--- Supplied information ---

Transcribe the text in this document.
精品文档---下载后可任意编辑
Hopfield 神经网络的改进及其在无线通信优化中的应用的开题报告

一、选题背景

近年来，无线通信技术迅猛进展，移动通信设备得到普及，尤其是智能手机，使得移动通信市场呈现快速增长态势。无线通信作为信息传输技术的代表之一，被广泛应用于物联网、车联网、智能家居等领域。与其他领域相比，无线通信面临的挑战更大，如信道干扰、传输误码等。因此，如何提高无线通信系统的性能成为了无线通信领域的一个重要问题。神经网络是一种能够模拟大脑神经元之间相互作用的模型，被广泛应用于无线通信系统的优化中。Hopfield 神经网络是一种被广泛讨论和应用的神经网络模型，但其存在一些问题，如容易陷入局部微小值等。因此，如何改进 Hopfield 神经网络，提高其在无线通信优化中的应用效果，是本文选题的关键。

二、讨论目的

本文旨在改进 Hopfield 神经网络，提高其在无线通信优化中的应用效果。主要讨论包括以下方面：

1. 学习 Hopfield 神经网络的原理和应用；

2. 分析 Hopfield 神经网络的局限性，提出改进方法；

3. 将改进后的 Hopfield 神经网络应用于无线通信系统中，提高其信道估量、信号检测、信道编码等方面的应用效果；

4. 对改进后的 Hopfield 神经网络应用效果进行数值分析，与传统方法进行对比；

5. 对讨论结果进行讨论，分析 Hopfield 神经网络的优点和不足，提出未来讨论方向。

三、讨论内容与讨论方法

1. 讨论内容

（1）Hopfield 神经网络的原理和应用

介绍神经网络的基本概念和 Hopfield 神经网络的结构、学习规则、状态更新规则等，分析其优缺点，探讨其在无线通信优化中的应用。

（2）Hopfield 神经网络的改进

---

■ **Problem statement**: Please set down each line of the records exactly as given.

■ **Task output**:
Transcribe the text in this document.
精品文档---下载后可任意编辑
Hopfield 神经网络的改进及其在无线通信优化中的应用的开题报告

一、选题背景

近年来，无线通信技术迅猛进展，移动通信设备得到普及，尤其是智能手机，使得移动通信市场呈现快速增长态势。无线通信作为信息传输技术的代表之一，被广泛应用于物联网、车联网、智能家居等领域。与其他领域相比，无线通信面临的挑战更大，如信道干扰、传输误码等。因此，如何提高无线通信系统的性能成为了无线通信领域的一个重要问题。神经网络是一种能够模拟大脑神经元之间相互作用的模型，被广泛应用于无线通信系统的优化中。Hopfield 神经网络是一种被广泛讨论和应用的神经网络模型，但其存在一些问题，如容易陷入局部微小值等。因此，如何改进 Hopfield 神经网络，提高其在无线通信优化中的应用效果，是本文选题的关键。

二、讨论目的

本文旨在改进 Hopfield 神经网络，提高其在无线通信优化中的应用效果。主要讨论包括以下方面：

1. 学习 Hopfield 神经网络的原理和应用；

2. 分析 Hopfield 神经网络的局限性，提出改进方法；

3. 将改进后的 Hopfield 神经网络应用于无线通信系统中，提高其信道估量、信号检测、信道编码等方面的应用效果；

4. 对改进后的 Hopfield 神经网络应用效果进行数值分析，与传统方法进行对比；

5. 对讨论结果进行讨论，分析 Hopfield 神经网络的优点和不足，提出未来讨论方向。

三、讨论内容与讨论方法

1. 讨论内容

（1）Hopfield 神经网络的原理和应用

介绍神经网络的基本概念和 Hopfield 神经网络的结构、学习规则、状态更新规则等，分析其优缺点，探讨其在无线通信优化中的应用。

（2）Hopfield 神经网络的改进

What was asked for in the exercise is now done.